Given exercise: Copy out every line of the records below word for word, leaving out the pictures.

begin Data for the task

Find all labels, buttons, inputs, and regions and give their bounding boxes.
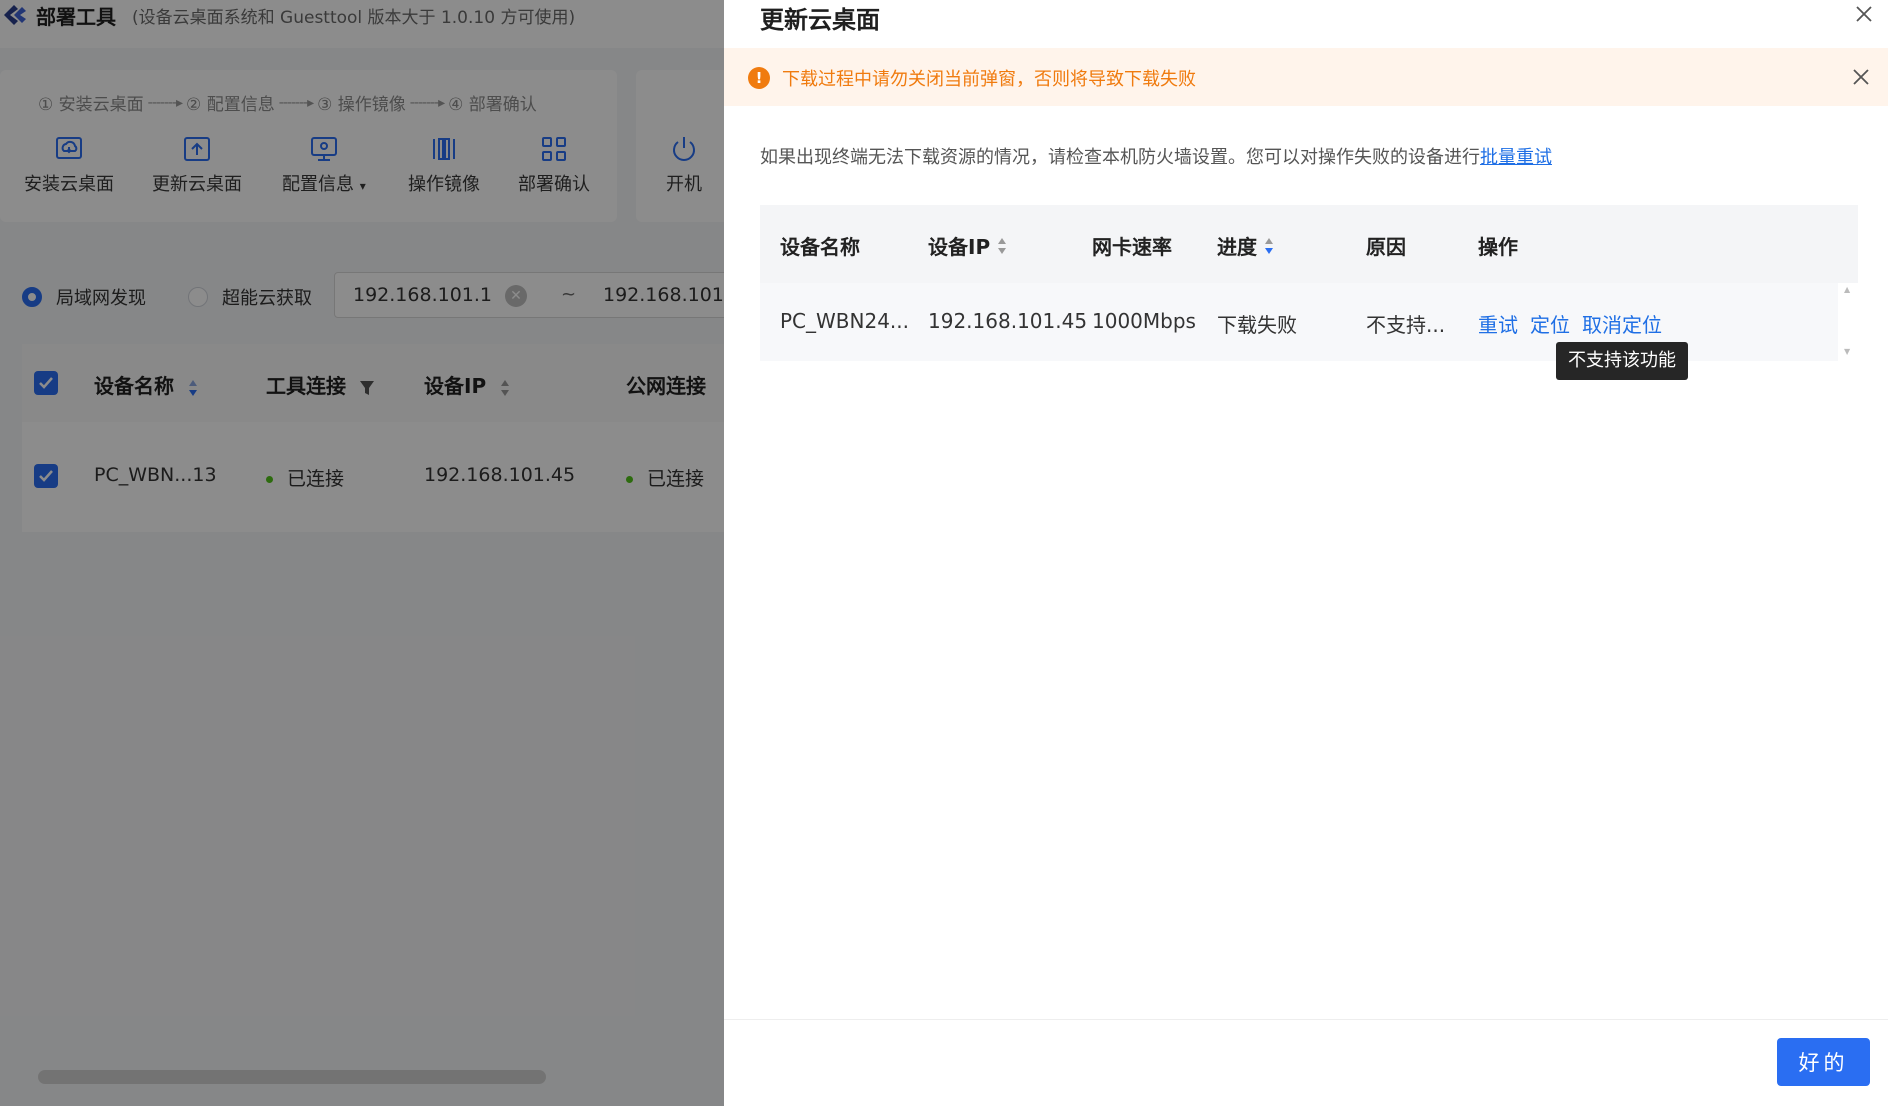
col-progress[interactable]: 进度 [1217,231,1275,260]
warning-icon: ! [748,67,770,89]
cell-device-ip: 192.168.101.45 [928,309,1088,333]
cancel-locate-button[interactable]: 取消定位 [1582,313,1662,337]
scroll-down-icon[interactable]: ▼ [1844,347,1850,356]
col-device-ip[interactable]: 设备IP [928,231,1008,260]
col-device-name: 设备名称 [780,235,860,259]
drawer-title: 更新云桌面 [760,6,880,34]
retry-button[interactable]: 重试 [1478,313,1518,337]
reason-tooltip: 不支持该功能 [1556,342,1688,380]
col-actions: 操作 [1478,235,1518,259]
table-header: 设备名称 设备IP 网卡速率 进度 原因 操作 [760,205,1858,283]
firewall-hint: 如果出现终端无法下载资源的情况，请检查本机防火墙设置。您可以对操作失败的设备进行… [760,147,1552,168]
ok-button[interactable]: 好的 [1777,1038,1870,1086]
sort-icon[interactable] [996,236,1008,256]
cell-progress: 下载失败 [1217,313,1297,337]
close-icon[interactable] [1854,4,1874,24]
cell-actions: 重试 定位 取消定位 [1478,309,1674,338]
warning-alert: ! 下载过程中请勿关闭当前弹窗，否则将导致下载失败 [724,48,1888,106]
sort-icon[interactable] [1263,236,1275,256]
close-icon[interactable] [1852,68,1870,86]
update-status-table: 设备名称 设备IP 网卡速率 进度 原因 操作 PC_WBN24... 192.… [760,205,1858,361]
drawer-footer-divider [724,1019,1888,1020]
col-nic-speed: 网卡速率 [1092,235,1172,259]
cell-nic-speed: 1000Mbps [1092,309,1196,333]
batch-retry-link[interactable]: 批量重试 [1480,147,1552,168]
alert-text: 下载过程中请勿关闭当前弹窗，否则将导致下载失败 [782,69,1196,90]
update-desktop-drawer: 更新云桌面 ! 下载过程中请勿关闭当前弹窗，否则将导致下载失败 如果出现终端无法… [724,0,1888,1106]
locate-button[interactable]: 定位 [1530,313,1570,337]
cell-device-name: PC_WBN24... [780,309,910,333]
col-reason: 原因 [1366,235,1406,259]
scroll-up-icon[interactable]: ▲ [1844,285,1850,294]
cell-reason[interactable]: 不支持... [1366,309,1445,338]
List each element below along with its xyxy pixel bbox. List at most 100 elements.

end Data for the task

Answer to the problem:
Find all labels, buttons, inputs, and regions and give their bounding boxes.
col-progress[interactable]: 进度 [1217,231,1275,260]
warning-icon: ! [748,67,770,89]
cell-device-ip: 192.168.101.45 [928,309,1088,333]
cancel-locate-button[interactable]: 取消定位 [1582,313,1662,337]
scroll-down-icon[interactable]: ▼ [1844,347,1850,356]
col-device-ip[interactable]: 设备IP [928,231,1008,260]
col-device-name: 设备名称 [780,235,860,259]
drawer-title: 更新云桌面 [760,6,880,34]
retry-button[interactable]: 重试 [1478,313,1518,337]
reason-tooltip: 不支持该功能 [1556,342,1688,380]
col-actions: 操作 [1478,235,1518,259]
table-header: 设备名称 设备IP 网卡速率 进度 原因 操作 [760,205,1858,283]
firewall-hint: 如果出现终端无法下载资源的情况，请检查本机防火墙设置。您可以对操作失败的设备进行… [760,147,1552,168]
ok-button[interactable]: 好的 [1777,1038,1870,1086]
sort-icon[interactable] [996,236,1008,256]
cell-progress: 下载失败 [1217,313,1297,337]
close-icon[interactable] [1854,4,1874,24]
cell-actions: 重试 定位 取消定位 [1478,309,1674,338]
warning-alert: ! 下载过程中请勿关闭当前弹窗，否则将导致下载失败 [724,48,1888,106]
sort-icon[interactable] [1263,236,1275,256]
close-icon[interactable] [1852,68,1870,86]
update-status-table: 设备名称 设备IP 网卡速率 进度 原因 操作 PC_WBN24... 192.… [760,205,1858,361]
drawer-footer-divider [724,1019,1888,1020]
col-nic-speed: 网卡速率 [1092,235,1172,259]
cell-nic-speed: 1000Mbps [1092,309,1196,333]
batch-retry-link[interactable]: 批量重试 [1480,147,1552,168]
alert-text: 下载过程中请勿关闭当前弹窗，否则将导致下载失败 [782,69,1196,90]
update-desktop-drawer: 更新云桌面 ! 下载过程中请勿关闭当前弹窗，否则将导致下载失败 如果出现终端无法… [724,0,1888,1106]
locate-button[interactable]: 定位 [1530,313,1570,337]
cell-device-name: PC_WBN24... [780,309,910,333]
col-reason: 原因 [1366,235,1406,259]
scroll-up-icon[interactable]: ▲ [1844,285,1850,294]
cell-reason[interactable]: 不支持... [1366,309,1445,338]
List each element below along with its xyxy pixel bbox. List at most 100 elements.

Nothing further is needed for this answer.